### INFORMATION PROVIDED:

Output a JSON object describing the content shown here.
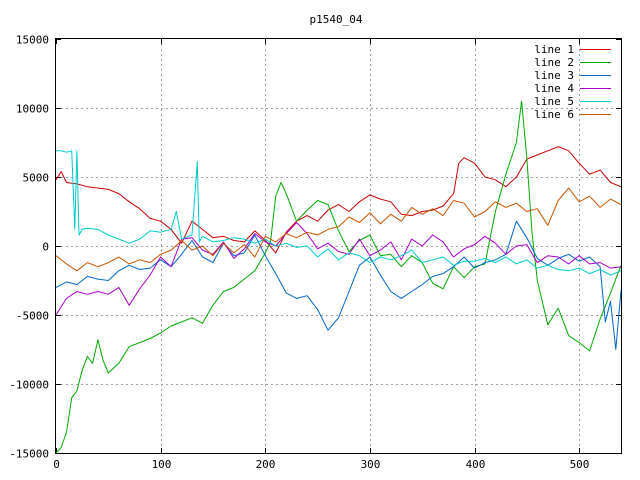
{
  "chart_data": {
    "type": "line",
    "title": "p1540_04",
    "xlabel": "",
    "ylabel": "",
    "xlim": [
      0,
      540
    ],
    "ylim": [
      -15000,
      15000
    ],
    "xticks": [
      0,
      100,
      200,
      300,
      400,
      500
    ],
    "yticks": [
      -15000,
      -10000,
      -5000,
      0,
      5000,
      10000,
      15000
    ],
    "grid": true,
    "legend_position": "top-right",
    "series": [
      {
        "name": "line 1",
        "color": "#cc0000",
        "x": [
          0,
          5,
          10,
          20,
          30,
          40,
          50,
          60,
          70,
          80,
          90,
          100,
          110,
          120,
          130,
          140,
          150,
          160,
          170,
          180,
          190,
          200,
          210,
          220,
          230,
          240,
          250,
          260,
          270,
          280,
          290,
          300,
          310,
          320,
          330,
          340,
          350,
          360,
          370,
          380,
          385,
          390,
          400,
          410,
          420,
          430,
          440,
          450,
          460,
          470,
          480,
          490,
          500,
          510,
          520,
          530,
          540
        ],
        "y": [
          4800,
          5400,
          4600,
          4500,
          4300,
          4200,
          4100,
          3800,
          3200,
          2700,
          2000,
          1800,
          1200,
          200,
          1800,
          1200,
          600,
          700,
          400,
          300,
          1100,
          400,
          -500,
          1000,
          1800,
          2200,
          1800,
          2600,
          3000,
          2500,
          3200,
          3700,
          3400,
          3200,
          2300,
          2200,
          2500,
          2600,
          2900,
          3800,
          6000,
          6400,
          6000,
          5000,
          4800,
          4300,
          5000,
          6300,
          6600,
          6900,
          7200,
          6900,
          6000,
          5200,
          5500,
          4600,
          4300
        ]
      },
      {
        "name": "line 2",
        "color": "#00aa00",
        "x": [
          0,
          5,
          10,
          15,
          20,
          25,
          30,
          35,
          40,
          45,
          50,
          60,
          70,
          80,
          90,
          100,
          110,
          120,
          130,
          140,
          150,
          160,
          170,
          180,
          190,
          200,
          205,
          210,
          215,
          220,
          230,
          240,
          250,
          260,
          270,
          280,
          290,
          300,
          310,
          320,
          330,
          340,
          350,
          360,
          370,
          380,
          390,
          400,
          410,
          420,
          430,
          440,
          445,
          450,
          455,
          460,
          470,
          480,
          490,
          500,
          510,
          520,
          530,
          540
        ],
        "y": [
          -15000,
          -14600,
          -13500,
          -11000,
          -10500,
          -9000,
          -8000,
          -8500,
          -6800,
          -8300,
          -9200,
          -8500,
          -7300,
          -7000,
          -6700,
          -6300,
          -5800,
          -5500,
          -5200,
          -5600,
          -4300,
          -3300,
          -3000,
          -2400,
          -1800,
          -500,
          300,
          3600,
          4600,
          3800,
          1800,
          2600,
          3300,
          3000,
          1100,
          -400,
          400,
          800,
          -700,
          -600,
          -1500,
          -700,
          -1200,
          -2700,
          -3100,
          -1500,
          -2300,
          -1500,
          -1300,
          2500,
          5200,
          7500,
          10500,
          6400,
          900,
          -2500,
          -5700,
          -4500,
          -6500,
          -7000,
          -7600,
          -5300,
          -3400,
          -1400
        ]
      },
      {
        "name": "line 3",
        "color": "#0066cc",
        "x": [
          0,
          10,
          20,
          30,
          40,
          50,
          60,
          70,
          80,
          90,
          100,
          110,
          120,
          130,
          140,
          150,
          160,
          170,
          180,
          190,
          200,
          210,
          220,
          230,
          240,
          250,
          260,
          270,
          280,
          290,
          300,
          310,
          320,
          330,
          340,
          350,
          360,
          370,
          380,
          390,
          400,
          410,
          420,
          430,
          440,
          450,
          460,
          470,
          480,
          490,
          500,
          510,
          520,
          525,
          530,
          535,
          540
        ],
        "y": [
          -3000,
          -2600,
          -2800,
          -2200,
          -2400,
          -2500,
          -1800,
          -1400,
          -1700,
          -1600,
          -1000,
          -1500,
          -600,
          400,
          -800,
          -1200,
          200,
          -700,
          -500,
          800,
          -700,
          -2000,
          -3400,
          -3800,
          -3600,
          -4600,
          -6100,
          -5200,
          -3300,
          -1400,
          -800,
          -2100,
          -3300,
          -3800,
          -3300,
          -2800,
          -2200,
          -2000,
          -1500,
          -800,
          -1600,
          -1200,
          -1000,
          -600,
          1800,
          600,
          -900,
          -1400,
          -900,
          -600,
          -1100,
          -800,
          -1500,
          -5500,
          -4000,
          -7500,
          -3200
        ]
      },
      {
        "name": "line 4",
        "color": "#aa00cc",
        "x": [
          0,
          10,
          20,
          30,
          40,
          50,
          60,
          70,
          80,
          90,
          100,
          110,
          120,
          130,
          140,
          150,
          160,
          170,
          180,
          190,
          200,
          210,
          220,
          230,
          240,
          250,
          260,
          270,
          280,
          290,
          300,
          310,
          320,
          330,
          340,
          350,
          360,
          370,
          380,
          390,
          400,
          410,
          420,
          430,
          440,
          450,
          460,
          470,
          480,
          490,
          500,
          510,
          520,
          530,
          540
        ],
        "y": [
          -5000,
          -3800,
          -3300,
          -3500,
          -3300,
          -3500,
          -3000,
          -4300,
          -3100,
          -2100,
          -800,
          -1500,
          500,
          600,
          -300,
          -600,
          300,
          -900,
          -200,
          900,
          300,
          0,
          900,
          1700,
          900,
          -200,
          200,
          -400,
          -600,
          500,
          -700,
          -300,
          300,
          -1000,
          500,
          0,
          800,
          300,
          -800,
          -200,
          100,
          700,
          200,
          -600,
          0,
          100,
          -1200,
          -700,
          -800,
          -1300,
          -700,
          -1300,
          -1200,
          -1600,
          -1500
        ]
      },
      {
        "name": "line 5",
        "color": "#00cccc",
        "x": [
          0,
          5,
          10,
          15,
          18,
          20,
          22,
          25,
          30,
          40,
          50,
          60,
          70,
          80,
          90,
          100,
          110,
          115,
          120,
          130,
          135,
          137,
          140,
          150,
          160,
          170,
          180,
          190,
          200,
          210,
          220,
          230,
          240,
          250,
          260,
          270,
          280,
          290,
          300,
          310,
          320,
          330,
          340,
          350,
          360,
          370,
          380,
          390,
          400,
          410,
          420,
          430,
          440,
          450,
          460,
          470,
          480,
          490,
          500,
          510,
          520,
          530,
          540
        ],
        "y": [
          6900,
          6900,
          6800,
          6900,
          1200,
          6900,
          800,
          1200,
          1300,
          1200,
          800,
          500,
          200,
          500,
          1100,
          1000,
          1200,
          2500,
          500,
          800,
          6100,
          300,
          700,
          300,
          400,
          600,
          500,
          200,
          500,
          0,
          200,
          -100,
          0,
          -800,
          -200,
          -1000,
          -500,
          -700,
          -1200,
          -800,
          -1000,
          -700,
          -300,
          -1200,
          -1000,
          -800,
          -1400,
          -1100,
          -1100,
          -900,
          -1200,
          -800,
          -1300,
          -1000,
          -1600,
          -1400,
          -1700,
          -1800,
          -1600,
          -2000,
          -1700,
          -2100,
          -1800
        ]
      },
      {
        "name": "line 6",
        "color": "#cc5500",
        "x": [
          0,
          10,
          20,
          30,
          40,
          50,
          60,
          70,
          80,
          90,
          100,
          110,
          120,
          130,
          140,
          150,
          160,
          170,
          180,
          190,
          200,
          210,
          220,
          230,
          240,
          250,
          260,
          270,
          280,
          290,
          300,
          310,
          320,
          330,
          340,
          350,
          360,
          370,
          380,
          390,
          400,
          410,
          420,
          430,
          440,
          450,
          460,
          470,
          480,
          490,
          500,
          510,
          520,
          530,
          540
        ],
        "y": [
          -700,
          -1300,
          -1800,
          -1200,
          -1500,
          -1200,
          -800,
          -1300,
          -1000,
          -1200,
          -600,
          -300,
          400,
          -300,
          0,
          -700,
          200,
          -500,
          100,
          -800,
          700,
          300,
          900,
          600,
          1000,
          800,
          1200,
          1400,
          2100,
          1700,
          2400,
          1600,
          2300,
          1800,
          2800,
          2300,
          2700,
          2200,
          3300,
          3100,
          2100,
          2500,
          3200,
          2800,
          3100,
          2500,
          2700,
          1500,
          3300,
          4200,
          3200,
          3600,
          2800,
          3400,
          3000
        ]
      }
    ]
  }
}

### EXERCISE BRIEF:
Check each line above for the word "name", and copy the lines where it appears.

### WRITTEN SOLUTION:
        "name": "line 1",
        "name": "line 2",
        "name": "line 3",
        "name": "line 4",
        "name": "line 5",
        "name": "line 6",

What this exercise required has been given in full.